** BEGIN AVAILABLE RECORDS **
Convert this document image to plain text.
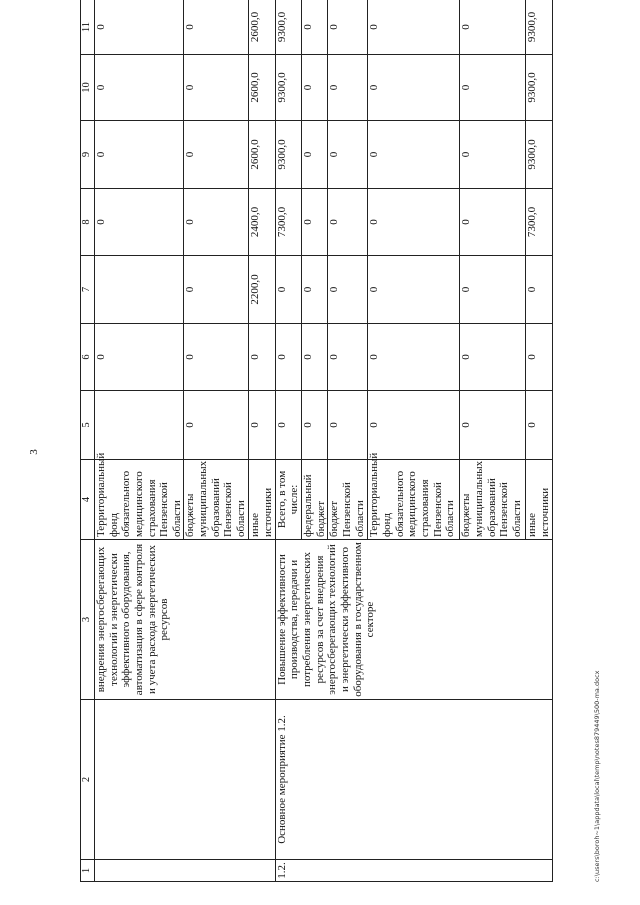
3
1	2	3	4	5	6	7	8	9	10	11
		внедрения энергосберегающих технологий и энергетически эффективного оборудования, автоматизация в сфере контроля и учета расхода энергетических ресурсов	Территориальный фонд обязательного медицинского страхования Пензенской области		0		0	0	0	0
			бюджеты муниципальных образований Пензенской области	0	0	0	0	0	0	0
			иные источники	0	0	2200,0	2400,0	2600,0	2600,0	2600,0
1.2.	Основное мероприятие 1.2.	Повышение эффективности производства, передачи и потребления энергетических ресурсов за счет внедрения энергосберегающих технологий и энергетически эффективного оборудования в государственном секторе	Всего, в том числе:	0	0	0	7300,0	9300,0	9300,0	9300,0
			федеральный бюджет	0	0	0	0	0	0	0
			бюджет Пензенской области	0	0	0	0	0	0	0
			Территориальный фонд обязательного медицинского страхования Пензенской области	0	0	0	0	0	0	0
			бюджеты муниципальных образований Пензенской области	0	0	0	0	0	0	0
			иные источники	0	0	0	7300,0	9300,0	9300,0	9300,0
c:\users\boroh~1\appdata\local\temp\notes879449\500-ma.docx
** END AVAILABLE RECORDS **
* _WHAT IS EXPECTED_: Scan the material above. Copy each line where "медицинского" occurs.

* _EXERCISE RESULT_:
		внедрения энергосберегающих технологий и энергетически эффективного оборудования, автоматизация в сфере контроля и учета расхода энергетических ресурсов	Территориальный фонд обязательного медицинского страхования Пензенской области		0		0	0	0	0
			Территориальный фонд обязательного медицинского страхования Пензенской области	0	0	0	0	0	0	0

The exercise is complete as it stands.